Stored data entries
*****

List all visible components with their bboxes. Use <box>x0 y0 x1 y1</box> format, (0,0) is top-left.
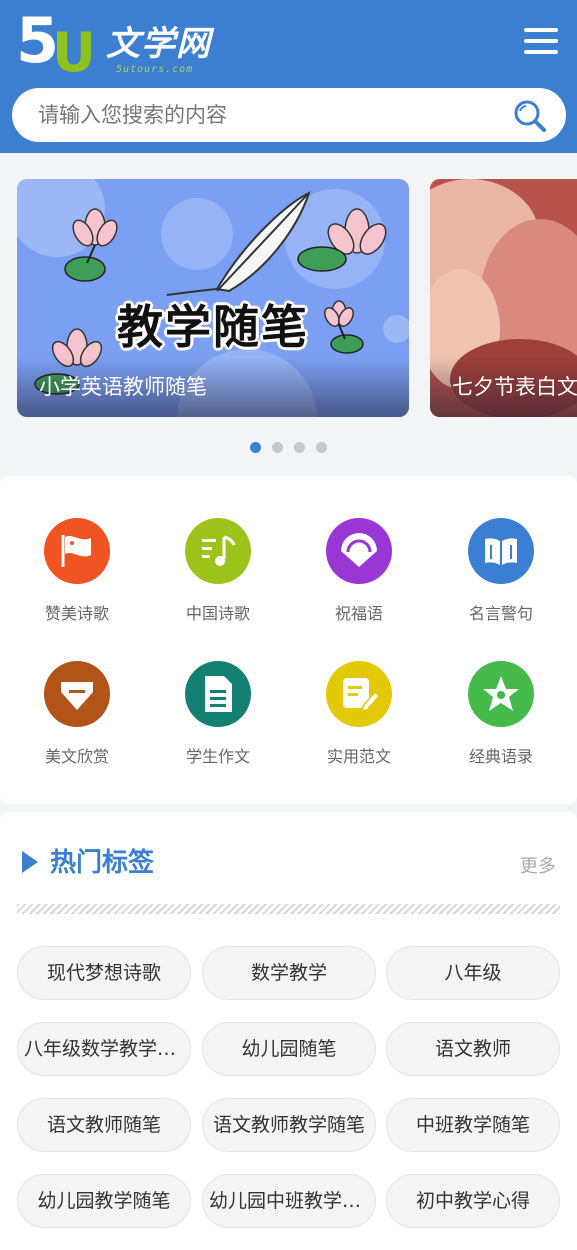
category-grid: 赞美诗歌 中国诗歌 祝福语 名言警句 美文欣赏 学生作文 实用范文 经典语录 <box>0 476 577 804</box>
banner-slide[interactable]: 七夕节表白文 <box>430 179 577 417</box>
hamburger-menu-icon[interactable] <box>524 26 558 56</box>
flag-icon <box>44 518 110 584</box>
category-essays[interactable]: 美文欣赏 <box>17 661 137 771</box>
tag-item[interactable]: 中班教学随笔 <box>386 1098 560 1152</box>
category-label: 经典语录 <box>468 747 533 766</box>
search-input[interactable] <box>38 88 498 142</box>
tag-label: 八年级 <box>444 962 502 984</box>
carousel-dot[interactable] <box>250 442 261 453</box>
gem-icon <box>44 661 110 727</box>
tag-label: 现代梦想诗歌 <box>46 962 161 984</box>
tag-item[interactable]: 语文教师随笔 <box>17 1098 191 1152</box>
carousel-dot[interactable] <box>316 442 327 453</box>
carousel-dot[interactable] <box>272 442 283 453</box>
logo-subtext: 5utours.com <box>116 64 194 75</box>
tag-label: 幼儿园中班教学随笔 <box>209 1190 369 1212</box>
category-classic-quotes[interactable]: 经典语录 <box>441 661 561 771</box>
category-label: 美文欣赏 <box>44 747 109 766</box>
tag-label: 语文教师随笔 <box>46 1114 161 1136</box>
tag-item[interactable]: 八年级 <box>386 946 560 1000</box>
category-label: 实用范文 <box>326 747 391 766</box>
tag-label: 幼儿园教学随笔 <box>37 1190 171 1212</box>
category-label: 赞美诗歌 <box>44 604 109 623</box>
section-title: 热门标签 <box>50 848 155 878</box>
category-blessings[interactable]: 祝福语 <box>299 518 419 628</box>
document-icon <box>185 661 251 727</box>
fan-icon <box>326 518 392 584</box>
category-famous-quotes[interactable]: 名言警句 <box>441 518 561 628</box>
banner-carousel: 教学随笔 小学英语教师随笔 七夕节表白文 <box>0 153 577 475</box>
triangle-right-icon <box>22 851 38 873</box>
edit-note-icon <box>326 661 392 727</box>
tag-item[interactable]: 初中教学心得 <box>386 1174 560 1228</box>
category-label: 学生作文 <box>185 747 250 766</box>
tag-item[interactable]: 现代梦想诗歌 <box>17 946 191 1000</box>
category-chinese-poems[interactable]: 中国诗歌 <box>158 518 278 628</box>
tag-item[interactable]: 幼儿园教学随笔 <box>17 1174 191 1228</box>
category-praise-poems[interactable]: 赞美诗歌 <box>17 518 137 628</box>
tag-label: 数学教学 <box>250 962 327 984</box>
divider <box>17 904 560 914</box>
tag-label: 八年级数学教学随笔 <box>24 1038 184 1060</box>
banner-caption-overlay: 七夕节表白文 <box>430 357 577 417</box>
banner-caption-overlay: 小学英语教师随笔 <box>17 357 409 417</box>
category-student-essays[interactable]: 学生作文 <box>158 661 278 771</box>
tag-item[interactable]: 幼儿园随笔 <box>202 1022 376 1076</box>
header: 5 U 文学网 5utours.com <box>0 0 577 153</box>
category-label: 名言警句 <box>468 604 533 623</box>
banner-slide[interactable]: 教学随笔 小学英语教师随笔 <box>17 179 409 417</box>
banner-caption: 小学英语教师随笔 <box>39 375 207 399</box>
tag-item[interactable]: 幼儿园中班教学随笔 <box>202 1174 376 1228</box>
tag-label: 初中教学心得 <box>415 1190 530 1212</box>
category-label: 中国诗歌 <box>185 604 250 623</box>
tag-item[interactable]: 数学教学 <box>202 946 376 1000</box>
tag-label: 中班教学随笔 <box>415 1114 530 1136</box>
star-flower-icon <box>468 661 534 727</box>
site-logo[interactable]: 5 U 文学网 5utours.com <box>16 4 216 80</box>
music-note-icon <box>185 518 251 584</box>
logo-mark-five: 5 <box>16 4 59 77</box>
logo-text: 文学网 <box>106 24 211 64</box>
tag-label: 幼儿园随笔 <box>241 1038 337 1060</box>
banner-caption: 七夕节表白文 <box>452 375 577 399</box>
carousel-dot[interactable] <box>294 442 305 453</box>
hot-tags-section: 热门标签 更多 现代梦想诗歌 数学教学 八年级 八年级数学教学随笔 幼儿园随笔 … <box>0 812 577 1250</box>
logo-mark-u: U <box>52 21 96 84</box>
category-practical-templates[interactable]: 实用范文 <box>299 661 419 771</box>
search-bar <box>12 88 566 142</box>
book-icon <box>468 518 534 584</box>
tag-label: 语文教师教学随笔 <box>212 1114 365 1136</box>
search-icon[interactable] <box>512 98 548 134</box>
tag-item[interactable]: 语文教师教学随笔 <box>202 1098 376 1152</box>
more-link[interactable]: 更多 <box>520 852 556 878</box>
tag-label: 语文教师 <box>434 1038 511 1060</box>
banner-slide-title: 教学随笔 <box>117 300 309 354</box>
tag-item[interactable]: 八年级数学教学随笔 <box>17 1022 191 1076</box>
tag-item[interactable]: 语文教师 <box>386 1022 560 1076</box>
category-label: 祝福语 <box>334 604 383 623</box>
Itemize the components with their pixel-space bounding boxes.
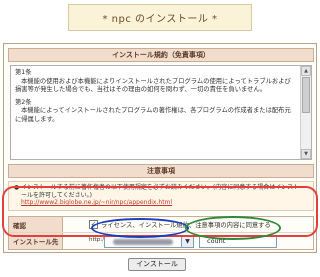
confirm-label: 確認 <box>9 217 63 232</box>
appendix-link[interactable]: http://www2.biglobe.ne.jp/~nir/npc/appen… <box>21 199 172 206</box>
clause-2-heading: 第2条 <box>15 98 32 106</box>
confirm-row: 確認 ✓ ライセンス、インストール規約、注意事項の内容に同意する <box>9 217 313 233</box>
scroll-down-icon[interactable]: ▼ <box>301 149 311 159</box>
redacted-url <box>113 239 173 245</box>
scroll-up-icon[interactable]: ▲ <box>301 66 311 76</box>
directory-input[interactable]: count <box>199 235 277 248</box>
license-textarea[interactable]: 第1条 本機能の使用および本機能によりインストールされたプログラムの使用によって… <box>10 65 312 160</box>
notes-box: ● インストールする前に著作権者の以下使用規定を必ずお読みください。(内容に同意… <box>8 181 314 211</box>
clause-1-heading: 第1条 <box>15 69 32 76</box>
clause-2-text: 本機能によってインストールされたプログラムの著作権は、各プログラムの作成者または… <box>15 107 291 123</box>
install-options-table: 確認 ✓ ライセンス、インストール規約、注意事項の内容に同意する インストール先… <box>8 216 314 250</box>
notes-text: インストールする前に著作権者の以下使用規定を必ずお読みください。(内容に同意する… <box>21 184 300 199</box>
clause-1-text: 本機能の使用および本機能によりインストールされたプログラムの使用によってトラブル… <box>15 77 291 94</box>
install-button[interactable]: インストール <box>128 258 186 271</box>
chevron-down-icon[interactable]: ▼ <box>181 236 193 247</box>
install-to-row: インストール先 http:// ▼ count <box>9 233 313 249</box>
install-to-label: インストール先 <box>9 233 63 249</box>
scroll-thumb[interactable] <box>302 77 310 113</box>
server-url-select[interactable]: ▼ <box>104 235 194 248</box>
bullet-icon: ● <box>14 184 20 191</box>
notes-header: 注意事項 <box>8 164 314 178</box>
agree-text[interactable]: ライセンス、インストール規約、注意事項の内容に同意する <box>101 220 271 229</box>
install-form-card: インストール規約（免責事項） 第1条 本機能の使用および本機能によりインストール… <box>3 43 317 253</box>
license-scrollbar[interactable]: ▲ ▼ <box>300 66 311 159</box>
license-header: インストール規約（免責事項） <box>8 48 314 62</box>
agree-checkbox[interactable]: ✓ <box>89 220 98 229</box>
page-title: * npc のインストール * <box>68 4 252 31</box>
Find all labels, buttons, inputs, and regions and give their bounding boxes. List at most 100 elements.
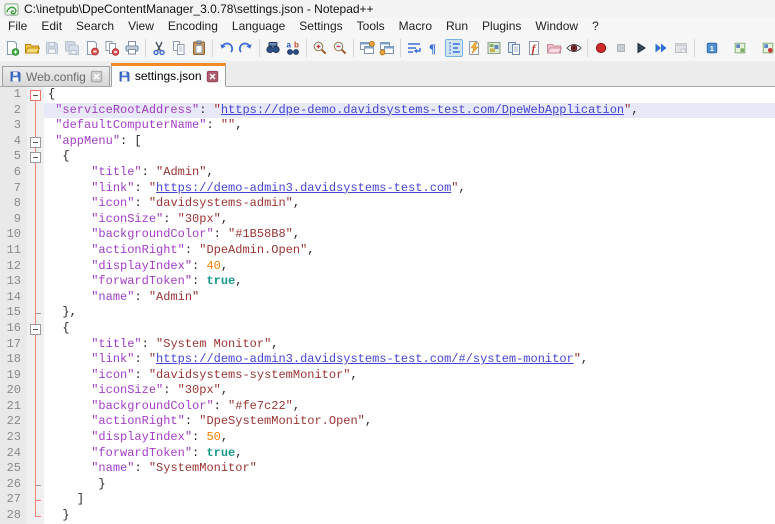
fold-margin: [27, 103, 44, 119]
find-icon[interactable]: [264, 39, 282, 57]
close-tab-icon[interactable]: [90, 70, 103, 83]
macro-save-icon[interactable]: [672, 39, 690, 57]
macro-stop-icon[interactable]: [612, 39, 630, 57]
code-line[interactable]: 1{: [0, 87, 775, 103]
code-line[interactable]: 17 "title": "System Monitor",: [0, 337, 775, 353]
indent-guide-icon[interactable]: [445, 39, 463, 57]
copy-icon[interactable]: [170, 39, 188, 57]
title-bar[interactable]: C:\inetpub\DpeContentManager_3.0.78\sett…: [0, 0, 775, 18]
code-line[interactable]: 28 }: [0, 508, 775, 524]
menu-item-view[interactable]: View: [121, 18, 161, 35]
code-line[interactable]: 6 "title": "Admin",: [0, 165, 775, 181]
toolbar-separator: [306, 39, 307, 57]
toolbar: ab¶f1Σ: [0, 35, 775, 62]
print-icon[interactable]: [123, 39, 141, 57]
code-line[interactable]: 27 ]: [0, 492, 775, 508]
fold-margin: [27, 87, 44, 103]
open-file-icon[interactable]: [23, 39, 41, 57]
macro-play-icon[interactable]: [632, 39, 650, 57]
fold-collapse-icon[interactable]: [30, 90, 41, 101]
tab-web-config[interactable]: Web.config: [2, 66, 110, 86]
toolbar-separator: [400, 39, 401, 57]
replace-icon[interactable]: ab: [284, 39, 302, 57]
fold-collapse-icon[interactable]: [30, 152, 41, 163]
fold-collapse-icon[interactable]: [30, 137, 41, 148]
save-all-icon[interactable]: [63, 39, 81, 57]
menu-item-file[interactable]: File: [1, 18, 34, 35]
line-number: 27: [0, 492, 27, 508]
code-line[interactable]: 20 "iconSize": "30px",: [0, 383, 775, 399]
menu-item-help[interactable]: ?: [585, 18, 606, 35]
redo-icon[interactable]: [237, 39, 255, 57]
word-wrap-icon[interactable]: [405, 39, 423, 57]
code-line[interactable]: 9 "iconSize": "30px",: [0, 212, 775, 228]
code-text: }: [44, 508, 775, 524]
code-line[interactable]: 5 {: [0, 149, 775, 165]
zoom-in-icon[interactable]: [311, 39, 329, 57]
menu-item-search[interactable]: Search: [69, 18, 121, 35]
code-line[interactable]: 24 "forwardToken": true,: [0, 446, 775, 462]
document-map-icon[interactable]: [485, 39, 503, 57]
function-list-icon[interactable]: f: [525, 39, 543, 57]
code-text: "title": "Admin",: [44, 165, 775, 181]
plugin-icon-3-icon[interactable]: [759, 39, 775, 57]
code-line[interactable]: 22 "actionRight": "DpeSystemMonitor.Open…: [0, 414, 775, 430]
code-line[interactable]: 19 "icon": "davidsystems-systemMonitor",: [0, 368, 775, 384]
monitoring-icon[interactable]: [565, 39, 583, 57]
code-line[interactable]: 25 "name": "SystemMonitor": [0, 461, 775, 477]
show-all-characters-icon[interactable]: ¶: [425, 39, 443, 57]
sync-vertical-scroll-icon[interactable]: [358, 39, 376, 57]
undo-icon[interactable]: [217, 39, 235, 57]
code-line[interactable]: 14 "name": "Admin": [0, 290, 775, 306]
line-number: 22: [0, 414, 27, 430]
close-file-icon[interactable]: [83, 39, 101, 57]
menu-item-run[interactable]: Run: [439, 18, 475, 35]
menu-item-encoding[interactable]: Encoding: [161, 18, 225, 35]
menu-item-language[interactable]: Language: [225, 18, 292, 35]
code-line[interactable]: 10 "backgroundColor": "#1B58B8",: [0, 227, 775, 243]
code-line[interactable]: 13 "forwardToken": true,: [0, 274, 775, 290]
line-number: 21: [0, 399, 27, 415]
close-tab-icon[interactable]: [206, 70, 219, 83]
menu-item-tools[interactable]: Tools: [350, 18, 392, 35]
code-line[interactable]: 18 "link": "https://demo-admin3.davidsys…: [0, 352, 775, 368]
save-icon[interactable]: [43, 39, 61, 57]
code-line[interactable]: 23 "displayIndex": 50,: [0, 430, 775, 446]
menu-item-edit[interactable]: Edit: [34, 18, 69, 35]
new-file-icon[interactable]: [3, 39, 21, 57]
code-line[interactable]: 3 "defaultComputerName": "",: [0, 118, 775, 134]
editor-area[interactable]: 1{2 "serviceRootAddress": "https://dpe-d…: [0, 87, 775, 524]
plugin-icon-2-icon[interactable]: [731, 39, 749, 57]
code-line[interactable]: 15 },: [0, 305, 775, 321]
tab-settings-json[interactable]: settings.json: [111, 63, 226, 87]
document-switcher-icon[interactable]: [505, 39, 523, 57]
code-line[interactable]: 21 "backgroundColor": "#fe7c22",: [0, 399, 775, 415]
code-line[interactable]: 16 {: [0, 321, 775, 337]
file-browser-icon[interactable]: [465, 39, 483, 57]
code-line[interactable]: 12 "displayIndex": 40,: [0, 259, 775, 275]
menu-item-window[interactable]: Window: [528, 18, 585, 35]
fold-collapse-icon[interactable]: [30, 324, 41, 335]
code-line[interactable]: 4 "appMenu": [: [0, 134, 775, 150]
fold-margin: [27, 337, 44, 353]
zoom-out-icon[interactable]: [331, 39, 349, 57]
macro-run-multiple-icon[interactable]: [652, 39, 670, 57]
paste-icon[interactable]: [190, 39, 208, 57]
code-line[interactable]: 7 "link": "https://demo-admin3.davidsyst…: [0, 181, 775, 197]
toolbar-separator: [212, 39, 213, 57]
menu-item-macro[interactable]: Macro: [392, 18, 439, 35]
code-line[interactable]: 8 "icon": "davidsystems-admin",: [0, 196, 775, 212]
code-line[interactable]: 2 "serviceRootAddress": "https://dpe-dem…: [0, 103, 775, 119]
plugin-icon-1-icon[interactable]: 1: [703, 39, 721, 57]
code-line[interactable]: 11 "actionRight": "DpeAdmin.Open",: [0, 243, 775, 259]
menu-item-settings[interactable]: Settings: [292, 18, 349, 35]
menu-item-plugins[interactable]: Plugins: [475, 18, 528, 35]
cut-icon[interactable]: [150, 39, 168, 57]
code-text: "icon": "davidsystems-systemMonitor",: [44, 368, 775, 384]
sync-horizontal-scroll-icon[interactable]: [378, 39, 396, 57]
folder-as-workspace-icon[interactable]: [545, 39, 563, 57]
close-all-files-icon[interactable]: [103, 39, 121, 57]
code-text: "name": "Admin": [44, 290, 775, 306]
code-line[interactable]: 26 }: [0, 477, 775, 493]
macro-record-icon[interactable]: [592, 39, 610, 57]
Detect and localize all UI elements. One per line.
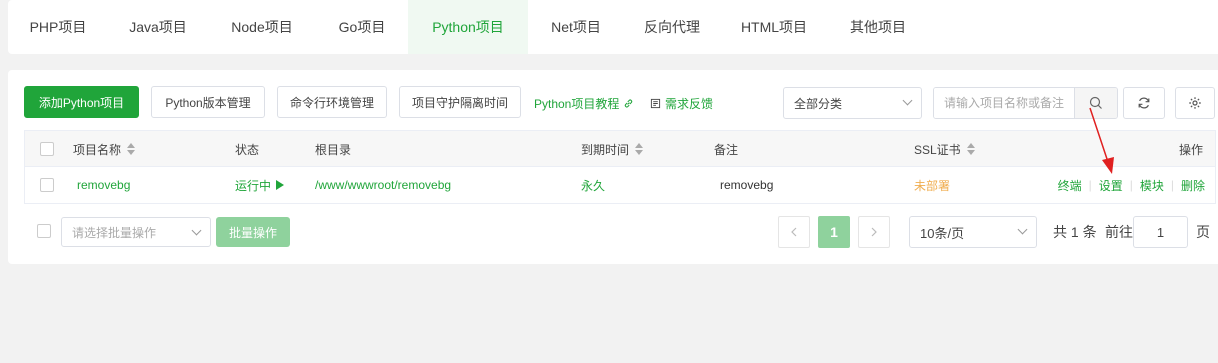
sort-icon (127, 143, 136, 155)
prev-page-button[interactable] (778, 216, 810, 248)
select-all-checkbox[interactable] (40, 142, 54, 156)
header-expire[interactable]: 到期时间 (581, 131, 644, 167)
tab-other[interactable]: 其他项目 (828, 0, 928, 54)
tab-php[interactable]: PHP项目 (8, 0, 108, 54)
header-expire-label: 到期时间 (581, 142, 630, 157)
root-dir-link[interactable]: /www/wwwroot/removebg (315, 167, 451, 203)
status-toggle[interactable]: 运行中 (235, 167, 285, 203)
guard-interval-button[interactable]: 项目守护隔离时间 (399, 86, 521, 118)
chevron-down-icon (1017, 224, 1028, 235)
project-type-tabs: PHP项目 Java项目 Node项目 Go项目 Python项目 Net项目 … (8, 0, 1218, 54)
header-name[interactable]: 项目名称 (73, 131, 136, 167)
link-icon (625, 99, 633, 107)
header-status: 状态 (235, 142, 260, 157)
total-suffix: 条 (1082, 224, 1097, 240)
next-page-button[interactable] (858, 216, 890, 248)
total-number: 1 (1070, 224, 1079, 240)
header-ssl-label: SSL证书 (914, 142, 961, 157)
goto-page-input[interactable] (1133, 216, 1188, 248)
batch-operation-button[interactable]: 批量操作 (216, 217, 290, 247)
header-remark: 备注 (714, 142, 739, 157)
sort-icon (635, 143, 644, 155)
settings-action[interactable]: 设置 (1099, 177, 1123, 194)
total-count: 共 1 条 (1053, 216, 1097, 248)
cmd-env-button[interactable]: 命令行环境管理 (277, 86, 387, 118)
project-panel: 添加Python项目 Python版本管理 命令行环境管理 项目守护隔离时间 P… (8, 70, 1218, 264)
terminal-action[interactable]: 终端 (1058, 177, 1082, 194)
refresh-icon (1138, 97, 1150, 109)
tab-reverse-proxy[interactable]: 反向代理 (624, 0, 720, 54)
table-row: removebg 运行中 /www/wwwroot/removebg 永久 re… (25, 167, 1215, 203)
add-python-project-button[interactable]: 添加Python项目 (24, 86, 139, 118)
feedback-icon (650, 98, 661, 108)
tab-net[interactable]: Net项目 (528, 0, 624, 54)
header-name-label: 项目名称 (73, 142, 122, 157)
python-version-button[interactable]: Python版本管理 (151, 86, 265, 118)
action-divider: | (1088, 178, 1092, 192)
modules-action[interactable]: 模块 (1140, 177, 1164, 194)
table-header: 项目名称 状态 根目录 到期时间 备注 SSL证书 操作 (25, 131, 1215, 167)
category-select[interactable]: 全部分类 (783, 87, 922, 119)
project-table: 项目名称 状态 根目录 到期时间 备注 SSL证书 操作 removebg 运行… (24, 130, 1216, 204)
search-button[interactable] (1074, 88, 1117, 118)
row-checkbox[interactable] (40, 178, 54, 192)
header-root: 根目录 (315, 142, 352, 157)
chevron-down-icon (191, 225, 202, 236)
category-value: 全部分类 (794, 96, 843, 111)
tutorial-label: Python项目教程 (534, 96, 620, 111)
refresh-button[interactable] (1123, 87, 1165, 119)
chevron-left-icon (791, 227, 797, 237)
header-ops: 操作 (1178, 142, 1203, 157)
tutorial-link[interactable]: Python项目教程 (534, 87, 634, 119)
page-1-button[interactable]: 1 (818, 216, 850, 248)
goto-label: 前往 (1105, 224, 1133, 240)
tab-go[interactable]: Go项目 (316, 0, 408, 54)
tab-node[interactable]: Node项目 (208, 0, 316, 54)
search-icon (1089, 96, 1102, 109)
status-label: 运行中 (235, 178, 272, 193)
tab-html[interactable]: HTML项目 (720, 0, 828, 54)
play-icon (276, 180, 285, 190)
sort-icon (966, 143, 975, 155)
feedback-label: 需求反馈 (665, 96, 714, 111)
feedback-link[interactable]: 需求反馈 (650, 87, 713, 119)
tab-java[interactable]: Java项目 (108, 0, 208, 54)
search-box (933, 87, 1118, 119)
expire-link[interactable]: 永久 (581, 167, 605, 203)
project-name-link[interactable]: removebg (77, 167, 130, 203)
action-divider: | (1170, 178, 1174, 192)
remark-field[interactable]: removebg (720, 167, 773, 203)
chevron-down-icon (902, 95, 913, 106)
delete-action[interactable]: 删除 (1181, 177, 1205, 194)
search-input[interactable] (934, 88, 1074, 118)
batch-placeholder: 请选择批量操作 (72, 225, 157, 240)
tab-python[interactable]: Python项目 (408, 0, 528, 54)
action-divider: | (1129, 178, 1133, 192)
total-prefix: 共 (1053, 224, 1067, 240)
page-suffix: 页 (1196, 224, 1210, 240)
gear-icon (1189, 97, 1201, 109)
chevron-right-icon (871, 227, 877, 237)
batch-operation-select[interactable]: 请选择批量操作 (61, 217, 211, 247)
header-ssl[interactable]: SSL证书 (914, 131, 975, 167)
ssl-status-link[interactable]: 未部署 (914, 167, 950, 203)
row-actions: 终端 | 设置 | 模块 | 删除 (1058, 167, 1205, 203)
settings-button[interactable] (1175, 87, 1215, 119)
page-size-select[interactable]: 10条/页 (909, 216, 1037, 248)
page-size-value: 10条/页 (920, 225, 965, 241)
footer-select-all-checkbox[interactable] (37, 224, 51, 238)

*****

[STATED EXERCISE]: Extract, without any changes, the lines of the listing starting with the line containing "category-grid: 赞美诗歌 中国诗歌" and ending with the line containing "logo-subtext: 5utours.com <box>116", both included.

[RESPONSE FOR THIS EXERCISE]:
category-grid: 赞美诗歌 中国诗歌 祝福语 名言警句 美文欣赏 学生作文 实用范文 经典语录 <box>0 476 577 804</box>
banner-slide[interactable]: 七夕节表白文 <box>430 179 577 417</box>
hamburger-menu-icon[interactable] <box>524 26 558 56</box>
flag-icon <box>44 518 110 584</box>
category-essays[interactable]: 美文欣赏 <box>17 661 137 771</box>
tag-item[interactable]: 中班教学随笔 <box>386 1098 560 1152</box>
category-label: 经典语录 <box>468 747 533 766</box>
search-input[interactable] <box>38 88 498 142</box>
tag-label: 八年级 <box>444 962 502 984</box>
carousel-dot[interactable] <box>250 442 261 453</box>
gem-icon <box>44 661 110 727</box>
tag-label: 现代梦想诗歌 <box>46 962 161 984</box>
tag-item[interactable]: 语文教师随笔 <box>17 1098 191 1152</box>
carousel-dot[interactable] <box>316 442 327 453</box>
carousel-dot[interactable] <box>272 442 283 453</box>
logo-subtext: 5utours.com <box>116 64 194 75</box>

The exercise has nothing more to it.